- [AVAILABLE DATA]
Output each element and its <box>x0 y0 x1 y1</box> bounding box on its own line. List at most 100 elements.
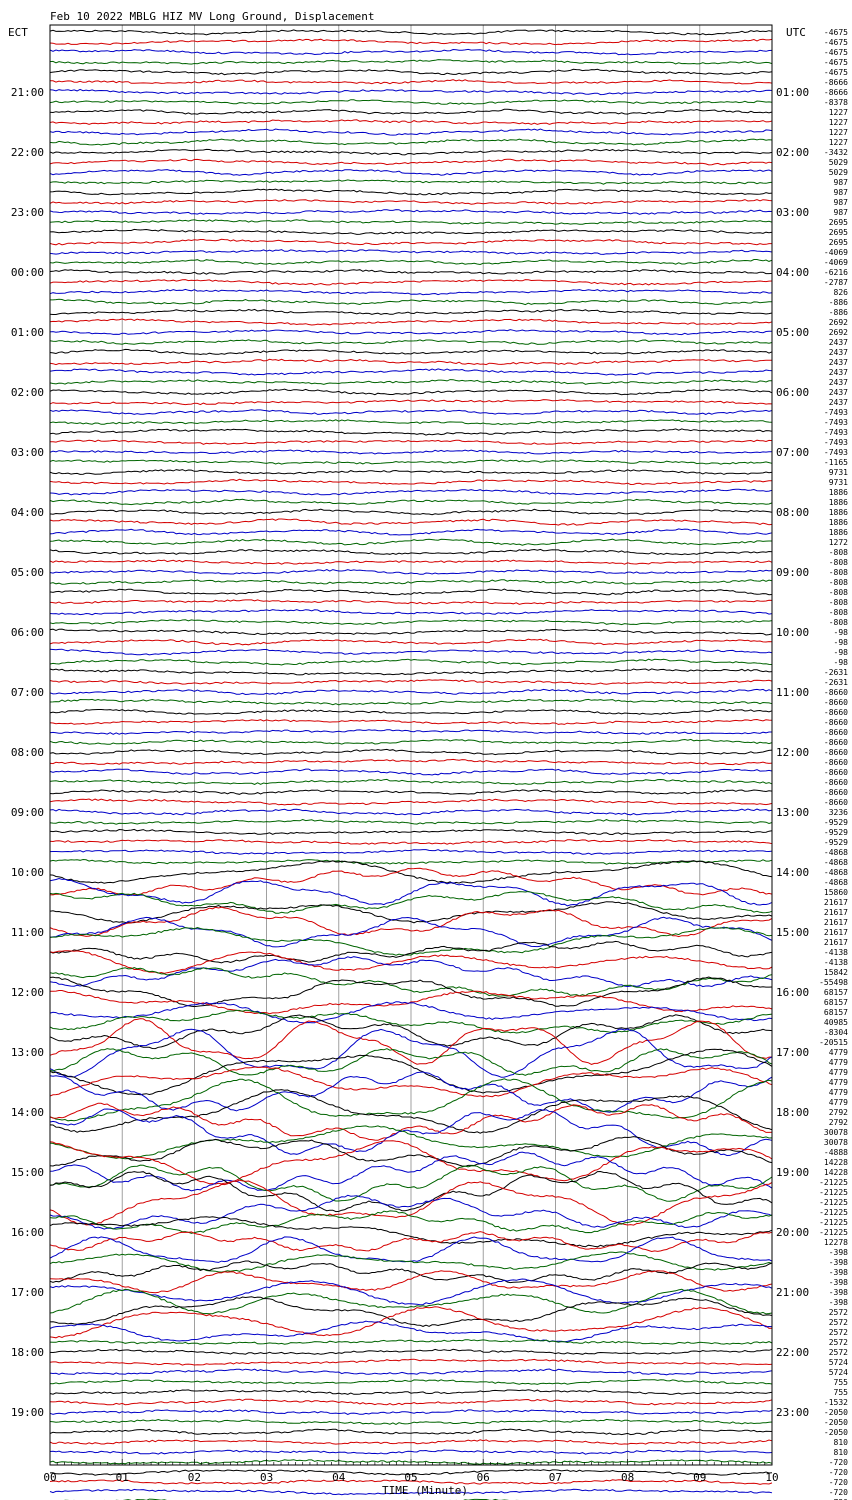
trace-offset-label: -7493 <box>824 448 848 457</box>
trace-line <box>49 698 773 706</box>
trace-line <box>49 559 773 565</box>
trace-offset-label: 4779 <box>829 1068 848 1077</box>
trace-offset-label: 15860 <box>824 888 848 897</box>
trace-line <box>49 1170 773 1213</box>
trace-line <box>49 569 773 575</box>
trace-line <box>49 388 773 396</box>
trace-line <box>49 1001 773 1024</box>
trace-offset-label: 1272 <box>829 538 848 547</box>
trace-offset-label: 68157 <box>824 1008 848 1017</box>
trace-line <box>49 950 773 974</box>
trace-line <box>49 158 773 166</box>
trace-offset-label: -3432 <box>824 148 848 157</box>
trace-line <box>49 469 773 475</box>
trace-line <box>49 709 773 715</box>
left-hour-label: 07:00 <box>11 686 44 699</box>
chart-title: Feb 10 2022 MBLG HIZ MV Long Ground, Dis… <box>50 10 375 23</box>
trace-offset-label: 4779 <box>829 1078 848 1087</box>
trace-line <box>49 348 773 356</box>
trace-offset-labels: -4675-4675-4675-4675-4675-8666-8666-8378… <box>819 28 848 1500</box>
right-hour-label: 22:00 <box>776 1346 809 1359</box>
trace-line <box>49 419 773 426</box>
trace-offset-label: -98 <box>834 628 849 637</box>
left-hour-label: 15:00 <box>11 1166 44 1179</box>
x-tick-label: 05 <box>404 1471 417 1484</box>
trace-line <box>49 940 773 964</box>
trace-line <box>49 119 773 125</box>
trace-offset-label: 810 <box>834 1438 849 1447</box>
trace-line <box>49 758 773 766</box>
trace-line <box>49 839 773 845</box>
trace-offset-label: -720 <box>829 1498 848 1500</box>
trace-offset-label: 826 <box>834 288 849 297</box>
trace-offset-label: 2437 <box>829 338 848 347</box>
trace-line <box>49 488 773 496</box>
trace-line <box>49 901 773 924</box>
trace-offset-label: 2437 <box>829 398 848 407</box>
trace-line <box>50 298 773 306</box>
right-hour-label: 11:00 <box>776 686 809 699</box>
trace-offset-label: -7493 <box>824 438 848 447</box>
trace-line <box>49 1409 773 1415</box>
trace-offset-label: -720 <box>829 1488 848 1497</box>
trace-line <box>49 1078 773 1122</box>
trace-offset-label: -808 <box>829 618 848 627</box>
trace-line <box>49 1339 773 1345</box>
trace-offset-label: -808 <box>829 598 848 607</box>
trace-offset-label: 2695 <box>829 238 848 247</box>
trace-offset-label: -808 <box>829 578 848 587</box>
trace-offset-label: -8660 <box>824 718 848 727</box>
right-hour-label: 01:00 <box>776 86 809 99</box>
trace-offset-label: 1227 <box>829 128 848 137</box>
trace-offset-label: 755 <box>834 1378 849 1387</box>
trace-line <box>49 318 773 326</box>
trace-line <box>49 88 773 96</box>
trace-line <box>49 1048 773 1076</box>
left-hour-label: 16:00 <box>11 1226 44 1239</box>
trace-offset-label: 15842 <box>824 968 848 977</box>
x-tick-label: 01 <box>116 1471 129 1484</box>
trace-line <box>49 609 773 616</box>
trace-offset-label: -21225 <box>819 1228 848 1237</box>
trace-offset-label: 5724 <box>829 1358 848 1367</box>
trace-offset-label: 2572 <box>829 1338 848 1347</box>
trace-line <box>49 329 772 336</box>
trace-offset-label: -4675 <box>824 48 848 57</box>
trace-line <box>49 1428 773 1436</box>
trace-line <box>49 1164 773 1202</box>
trace-offset-label: -7493 <box>824 428 848 437</box>
trace-line <box>49 379 772 385</box>
trace-line <box>49 738 773 745</box>
trace-offset-label: -4069 <box>824 258 848 267</box>
trace-line <box>49 1418 773 1425</box>
trace-offset-label: -4868 <box>824 878 848 887</box>
trace-offset-label: -4069 <box>824 248 848 257</box>
trace-offset-label: 14228 <box>824 1158 848 1167</box>
left-hour-label: 23:00 <box>11 206 44 219</box>
trace-line <box>49 1231 773 1253</box>
trace-line <box>49 29 773 36</box>
left-hour-label: 04:00 <box>11 506 44 519</box>
right-hour-label: 06:00 <box>776 386 809 399</box>
trace-line <box>49 1348 773 1355</box>
trace-offset-label: -8660 <box>824 688 848 697</box>
trace-line <box>49 108 773 115</box>
trace-line <box>49 1488 773 1496</box>
trace-line <box>49 1028 773 1078</box>
trace-offset-label: 987 <box>834 208 849 217</box>
trace-offset-label: -4675 <box>824 28 848 37</box>
trace-offset-label: -4888 <box>824 1148 848 1157</box>
right-hour-label: 02:00 <box>776 146 809 159</box>
trace-offset-label: -8660 <box>824 798 848 807</box>
trace-line <box>49 1368 773 1376</box>
trace-offset-label: 14228 <box>824 1168 848 1177</box>
trace-offset-label: 12278 <box>824 1238 848 1247</box>
trace-line <box>49 956 773 988</box>
trace-offset-label: -2050 <box>824 1428 848 1437</box>
trace-offset-label: -398 <box>829 1268 848 1277</box>
trace-line <box>49 1288 773 1315</box>
trace-offset-label: -8660 <box>824 698 848 707</box>
trace-line <box>49 219 773 225</box>
trace-offset-label: 2437 <box>829 348 848 357</box>
trace-line <box>49 498 773 506</box>
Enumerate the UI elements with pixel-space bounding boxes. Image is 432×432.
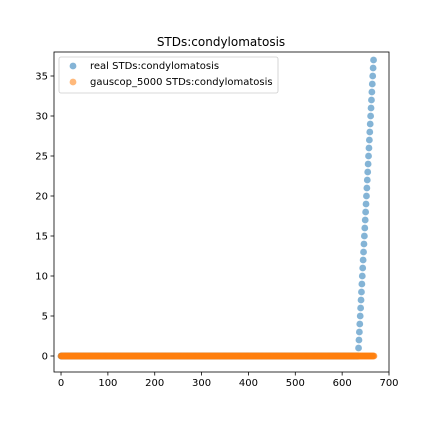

- [SHORT EXERCISE] Copy the material word for word, beginning with the line that contains "trace-offset-label: -7493 <box>824 448" and stopping after the line that contains "trace-offset-label: -98 <box>834".

- [TASK RESPONSE]
trace-offset-label: -7493 <box>824 448 848 457</box>
trace-line <box>49 698 773 706</box>
trace-line <box>49 559 773 565</box>
trace-offset-label: 4779 <box>829 1068 848 1077</box>
trace-offset-label: 15860 <box>824 888 848 897</box>
trace-line <box>49 1170 773 1213</box>
trace-line <box>49 569 773 575</box>
trace-line <box>49 388 773 396</box>
trace-line <box>49 1001 773 1024</box>
trace-offset-label: 1272 <box>829 538 848 547</box>
trace-offset-label: 68157 <box>824 1008 848 1017</box>
trace-line <box>49 950 773 974</box>
trace-line <box>49 158 773 166</box>
trace-offset-label: -3432 <box>824 148 848 157</box>
trace-line <box>49 469 773 475</box>
trace-line <box>49 709 773 715</box>
left-hour-label: 07:00 <box>11 686 44 699</box>
chart-title: Feb 10 2022 MBLG HIZ MV Long Ground, Dis… <box>50 10 375 23</box>
trace-offset-label: 4779 <box>829 1078 848 1087</box>
trace-line <box>49 348 773 356</box>
trace-offset-labels: -4675-4675-4675-4675-4675-8666-8666-8378… <box>819 28 848 1500</box>
right-hour-label: 22:00 <box>776 1346 809 1359</box>
trace-line <box>49 419 773 426</box>
trace-offset-label: -98 <box>834 628 849 637</box>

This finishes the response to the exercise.